STATED GOAL: How many lines of the records hold the string "years"? Reply with the number alone.

◇ ◇ ◇ ◇ ◇ ◇ ◇

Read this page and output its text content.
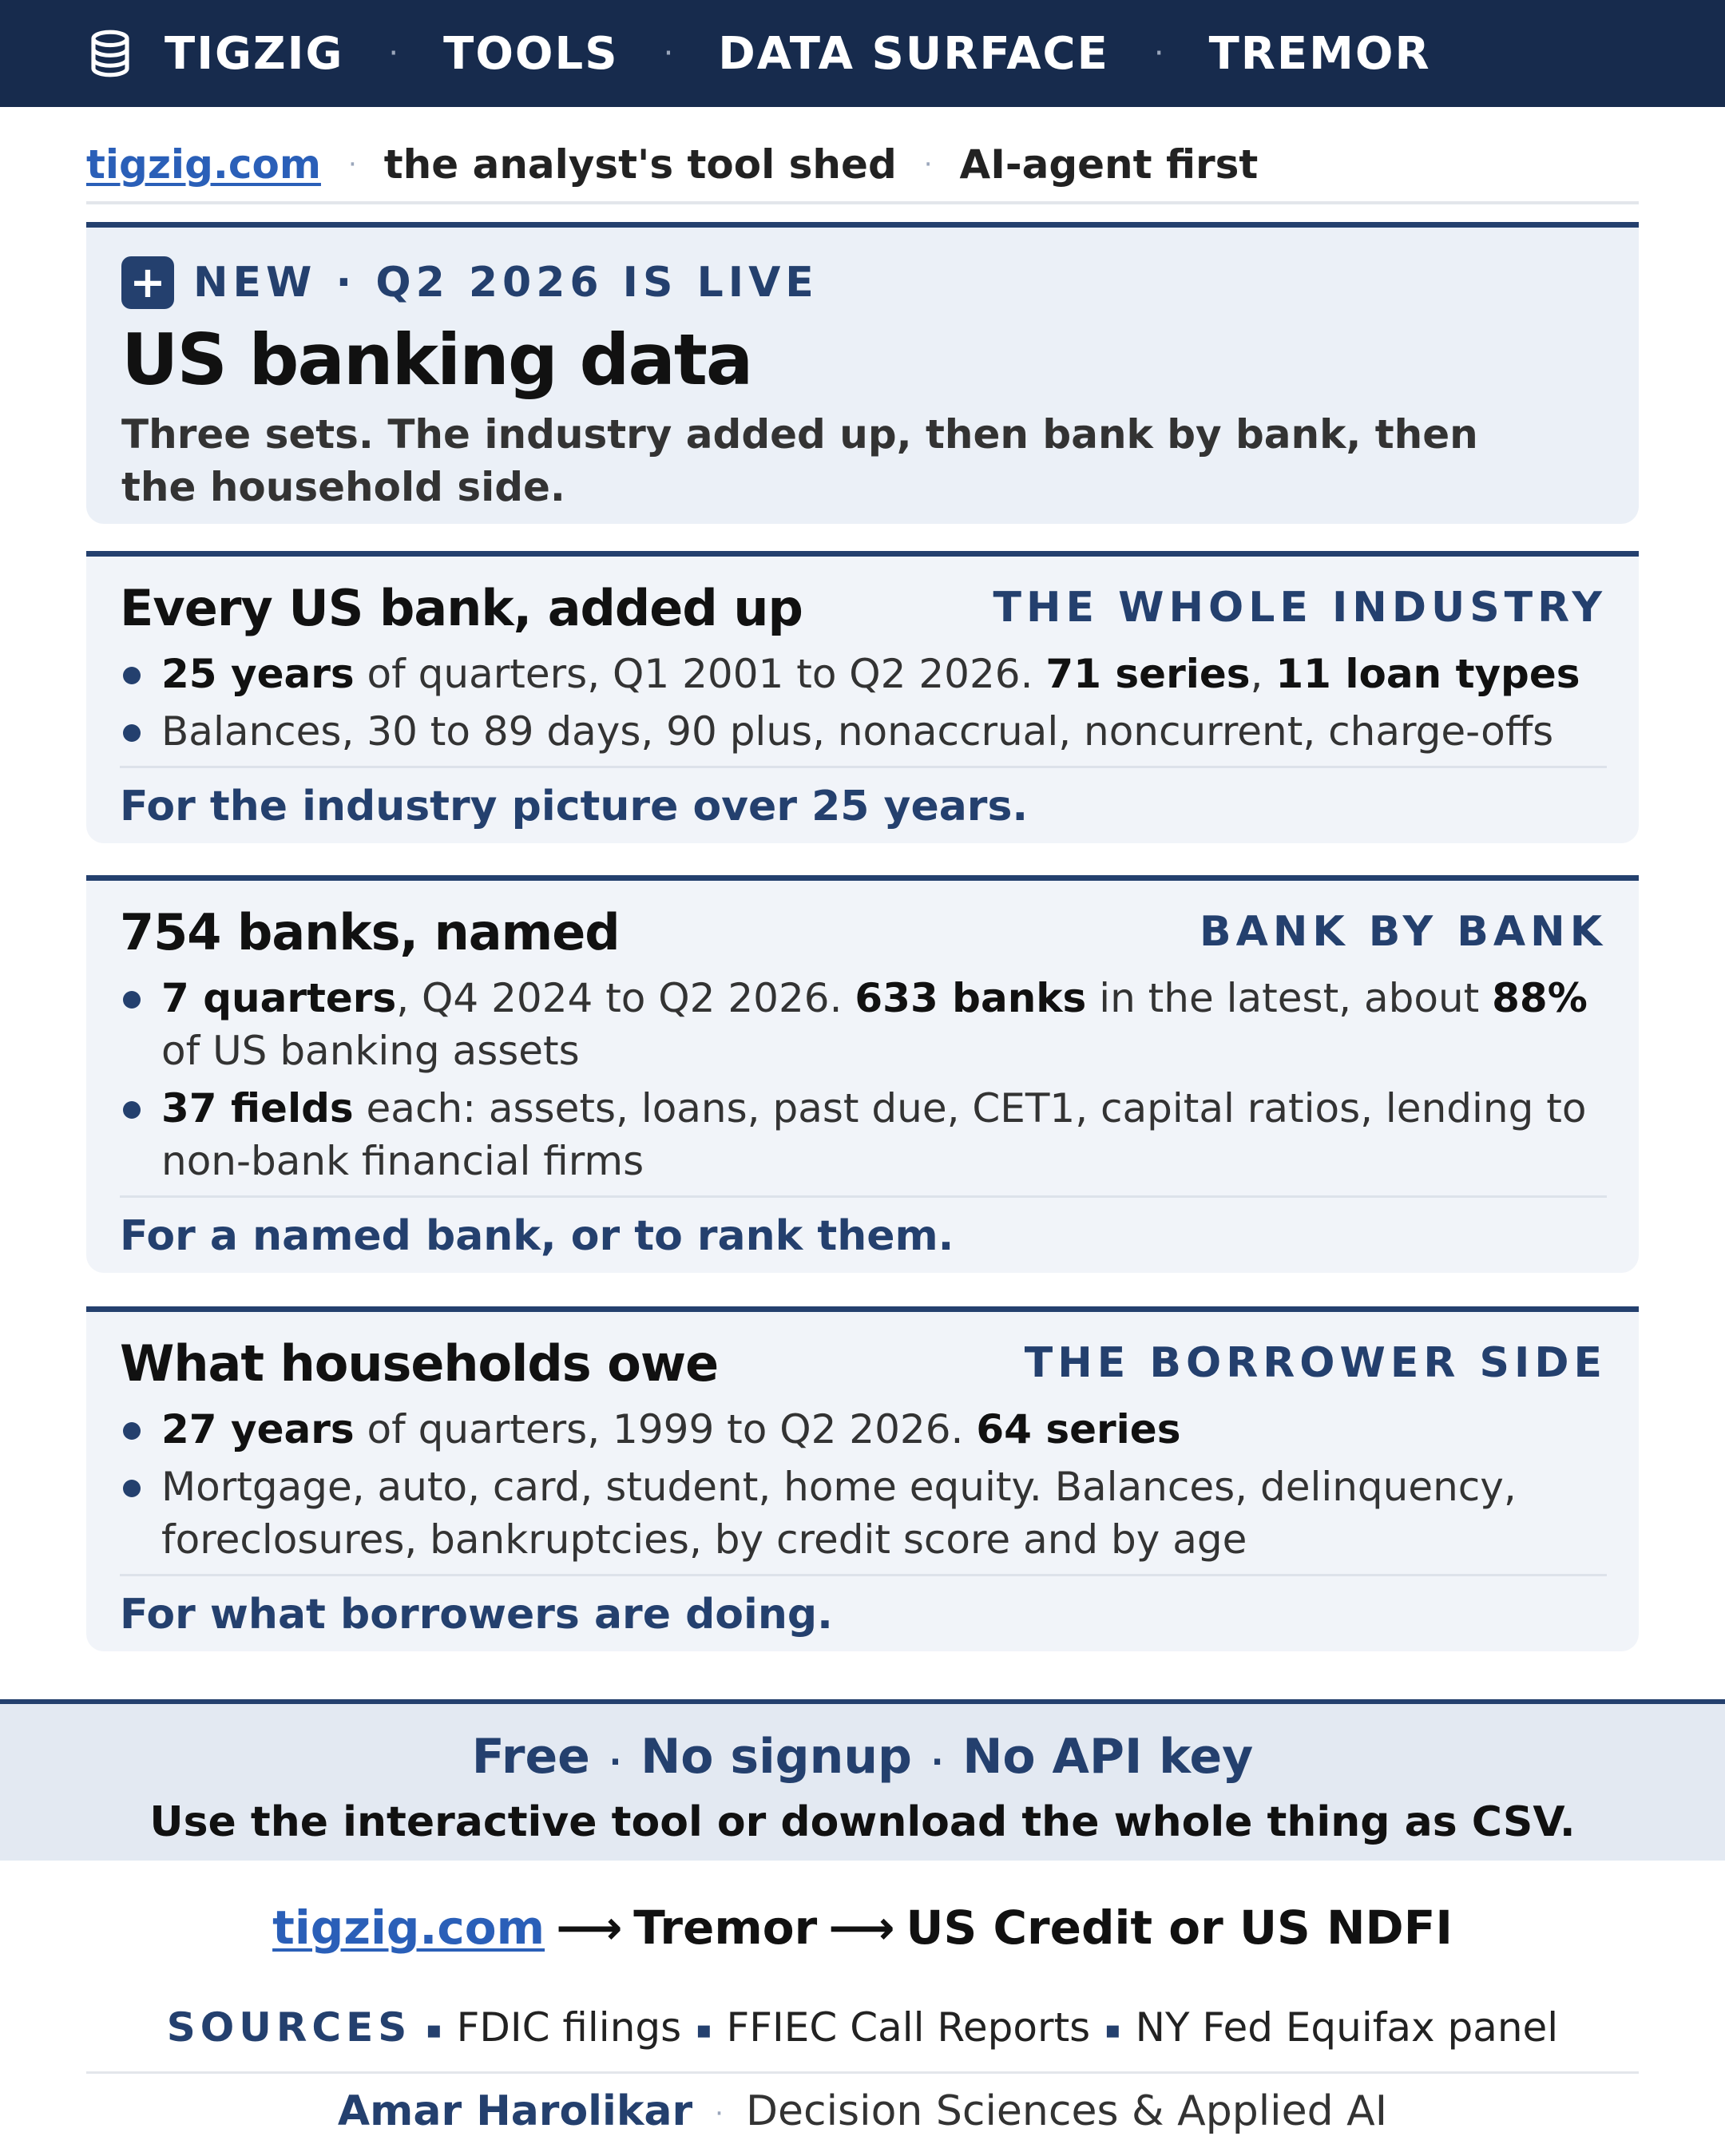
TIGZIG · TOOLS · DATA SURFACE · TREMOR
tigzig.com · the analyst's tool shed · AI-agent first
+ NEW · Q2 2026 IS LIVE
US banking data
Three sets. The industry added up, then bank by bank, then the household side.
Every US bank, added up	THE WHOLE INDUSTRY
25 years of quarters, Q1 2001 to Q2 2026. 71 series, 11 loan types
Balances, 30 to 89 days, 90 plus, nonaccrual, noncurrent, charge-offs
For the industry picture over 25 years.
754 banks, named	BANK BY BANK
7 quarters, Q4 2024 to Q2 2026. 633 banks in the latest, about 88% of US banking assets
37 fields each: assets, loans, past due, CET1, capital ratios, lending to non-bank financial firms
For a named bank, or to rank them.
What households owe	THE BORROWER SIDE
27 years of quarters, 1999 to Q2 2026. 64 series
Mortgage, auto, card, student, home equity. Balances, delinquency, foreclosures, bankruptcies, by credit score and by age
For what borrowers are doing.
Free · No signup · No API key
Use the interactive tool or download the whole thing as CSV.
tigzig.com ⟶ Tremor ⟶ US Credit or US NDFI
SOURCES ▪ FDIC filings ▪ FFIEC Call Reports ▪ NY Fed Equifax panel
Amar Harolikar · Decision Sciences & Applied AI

◇ ◇ ◇ ◇ ◇ ◇ ◇

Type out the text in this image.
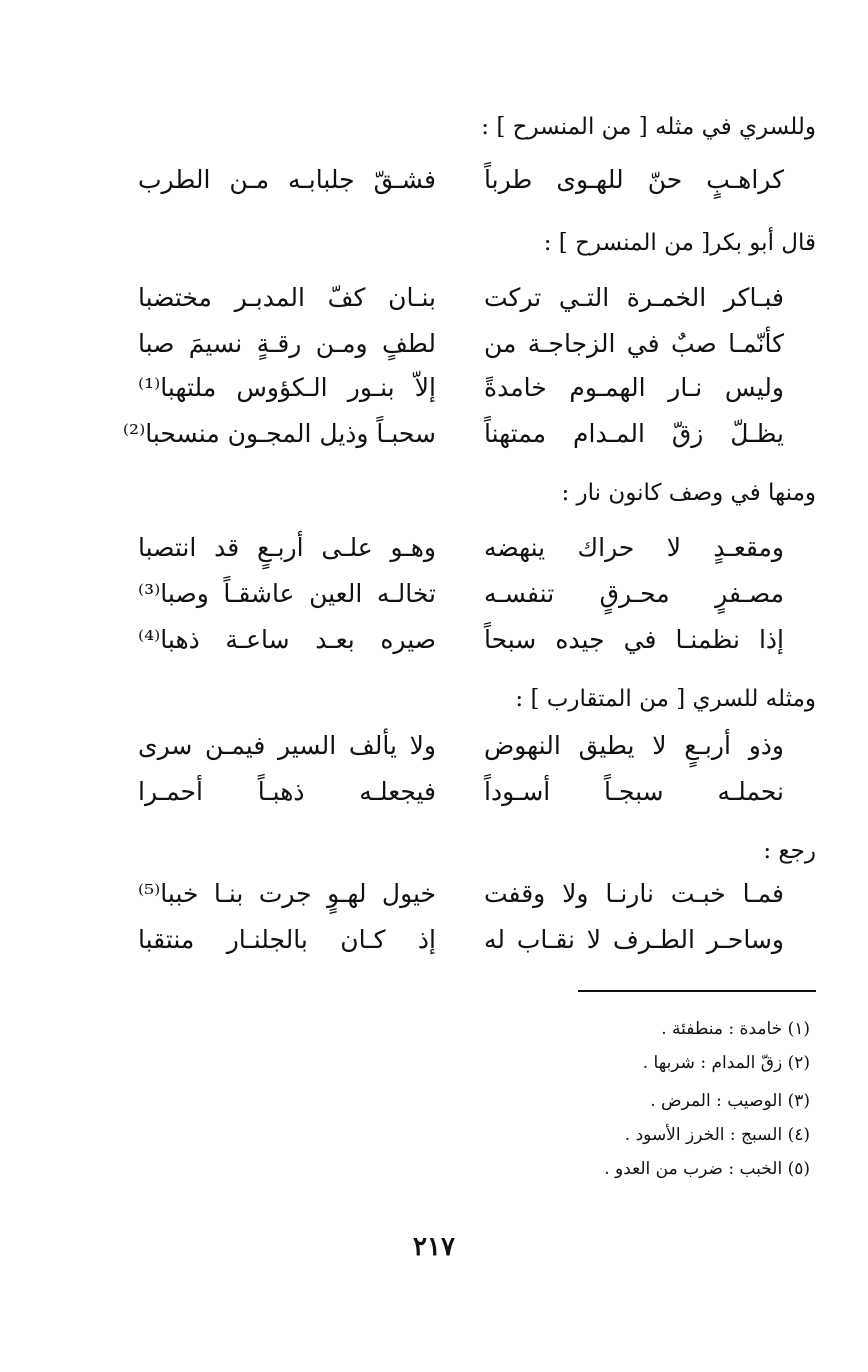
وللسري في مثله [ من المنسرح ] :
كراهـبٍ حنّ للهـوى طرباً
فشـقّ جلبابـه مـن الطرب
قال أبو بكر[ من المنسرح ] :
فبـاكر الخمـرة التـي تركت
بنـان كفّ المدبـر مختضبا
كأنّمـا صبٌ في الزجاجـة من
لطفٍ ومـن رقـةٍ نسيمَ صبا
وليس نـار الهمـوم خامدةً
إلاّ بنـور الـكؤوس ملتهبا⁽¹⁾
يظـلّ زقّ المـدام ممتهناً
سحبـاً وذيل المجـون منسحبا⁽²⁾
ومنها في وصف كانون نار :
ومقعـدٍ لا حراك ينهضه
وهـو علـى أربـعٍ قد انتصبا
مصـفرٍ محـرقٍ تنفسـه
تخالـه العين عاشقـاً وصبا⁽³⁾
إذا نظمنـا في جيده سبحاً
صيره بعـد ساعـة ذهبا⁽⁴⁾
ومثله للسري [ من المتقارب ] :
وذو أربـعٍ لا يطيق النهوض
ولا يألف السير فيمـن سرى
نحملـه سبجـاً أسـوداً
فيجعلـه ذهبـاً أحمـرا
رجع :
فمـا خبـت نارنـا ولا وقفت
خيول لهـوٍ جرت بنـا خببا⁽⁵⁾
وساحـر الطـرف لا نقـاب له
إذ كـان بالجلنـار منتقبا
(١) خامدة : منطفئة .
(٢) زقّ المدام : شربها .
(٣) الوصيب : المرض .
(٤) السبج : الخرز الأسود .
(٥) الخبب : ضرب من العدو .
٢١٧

◇ ◇ ◇ ◇ ◇ ◇ ◇

THE ANSWER: 3